ACTIVITY ::
Looking at the records below, count how many lines contain the string "after". Give that number alone.

SUPPLIED MATERIAL ::
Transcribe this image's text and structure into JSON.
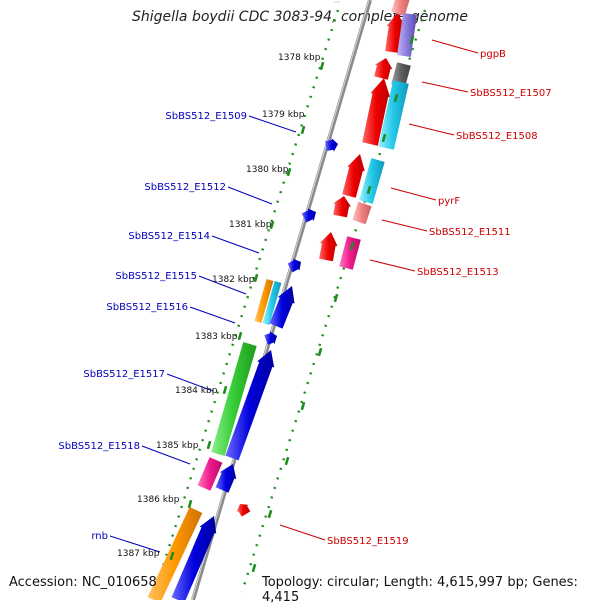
{
  "title": "Shigella boydii CDC 3083-94, complete genome",
  "footer": {
    "accession_label": "Accession:",
    "accession": "NC_010658",
    "topology_label": "Topology:",
    "topology": "circular",
    "length_label": "Length:",
    "length": "4,615,997 bp",
    "genes_label": "Genes:",
    "genes": "4,415"
  },
  "ticks": [
    "1378 kbp",
    "1379 kbp",
    "1380 kbp",
    "1381 kbp",
    "1382 kbp",
    "1383 kbp",
    "1384 kbp",
    "1385 kbp",
    "1386 kbp",
    "1387 kbp"
  ],
  "labels_left": [
    "SbBS512_E1509",
    "SbBS512_E1512",
    "SbBS512_E1514",
    "SbBS512_E1515",
    "SbBS512_E1516",
    "SbBS512_E1517",
    "SbBS512_E1518",
    "rnb"
  ],
  "labels_right": [
    "pgpB",
    "SbBS512_E1507",
    "SbBS512_E1508",
    "pyrF",
    "SbBS512_E1511",
    "SbBS512_E1513",
    "SbBS512_E1519"
  ],
  "colors": {
    "backbone": "#8a8a8a",
    "ruler_dots": "#1e8c1e",
    "left_label": "#0000bb",
    "right_label": "#cc0000",
    "forward_gene": "#ee0000",
    "reverse_gene": "#0000dd",
    "cyan_gene": "#22c8e8",
    "green_gene": "#33cc33",
    "orange_gene": "#ff9900",
    "magenta_gene": "#ee1a8c",
    "pink_gene": "#f08080",
    "gray_gene": "#606060",
    "lavender_gene": "#8a7adb"
  }
}
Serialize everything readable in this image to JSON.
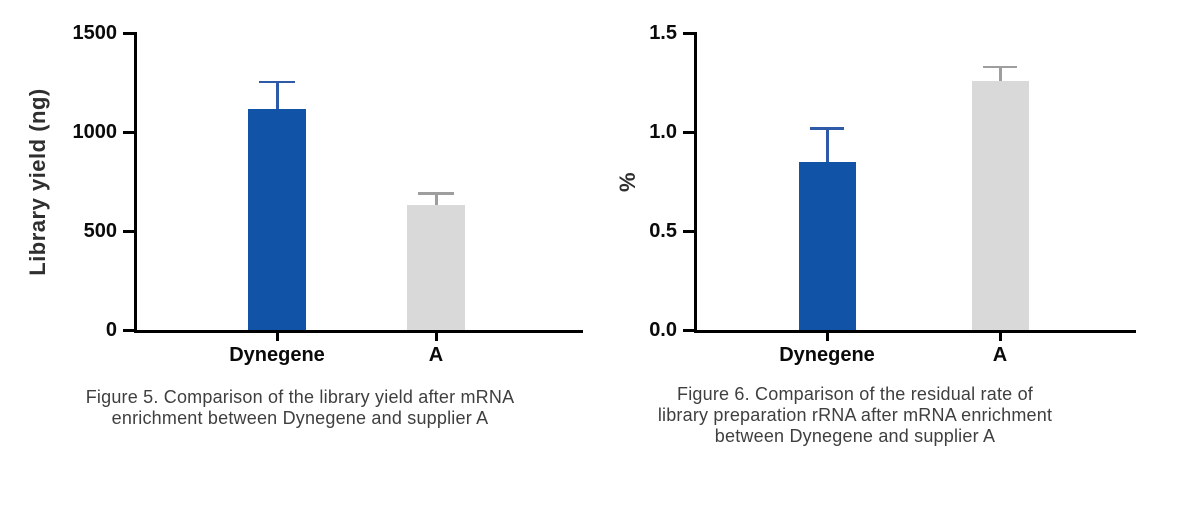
{
  "page": {
    "background": "#ffffff"
  },
  "chart_data": [
    {
      "id": "library-yield",
      "type": "bar",
      "title": "",
      "ylabel": "Library yield (ng)",
      "xlabel": "",
      "categories": [
        "Dynegene",
        "A"
      ],
      "values": [
        1115,
        630
      ],
      "error_upper": [
        140,
        60
      ],
      "ylim": [
        0,
        1500
      ],
      "yticks": [
        {
          "value": 0,
          "label": "0"
        },
        {
          "value": 500,
          "label": "500"
        },
        {
          "value": 1000,
          "label": "1000"
        },
        {
          "value": 1500,
          "label": "1500"
        }
      ],
      "grid": false,
      "legend": "none",
      "bar_colors": [
        "#1153a6",
        "#d9d9d9"
      ],
      "error_colors": [
        "#2e5aa7",
        "#9e9e9e"
      ]
    },
    {
      "id": "rrna-residual-rate",
      "type": "bar",
      "title": "",
      "ylabel": "%",
      "xlabel": "",
      "categories": [
        "Dynegene",
        "A"
      ],
      "values": [
        0.85,
        1.26
      ],
      "error_upper": [
        0.17,
        0.07
      ],
      "ylim": [
        0,
        1.5
      ],
      "yticks": [
        {
          "value": 0,
          "label": "0.0"
        },
        {
          "value": 0.5,
          "label": "0.5"
        },
        {
          "value": 1.0,
          "label": "1.0"
        },
        {
          "value": 1.5,
          "label": "1.5"
        }
      ],
      "grid": false,
      "legend": "none",
      "bar_colors": [
        "#1153a6",
        "#d9d9d9"
      ],
      "error_colors": [
        "#2e5aa7",
        "#9e9e9e"
      ]
    }
  ],
  "captions": [
    {
      "name": "figure-5",
      "lines": [
        "Figure 5. Comparison of the library yield after mRNA",
        "enrichment between Dynegene and supplier A"
      ]
    },
    {
      "name": "figure-6",
      "lines": [
        "Figure 6. Comparison of the residual rate of",
        "library preparation rRNA after mRNA enrichment",
        "between Dynegene and supplier A"
      ]
    }
  ],
  "colors": {
    "axis": "#000000",
    "tick_label": "#0a0a0a",
    "axis_title": "#2f2f2f",
    "caption_text": "#3f3f3f"
  }
}
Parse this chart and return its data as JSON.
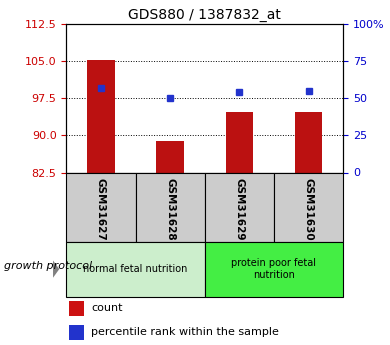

RESPONSE FOR THIS EXERCISE ::
2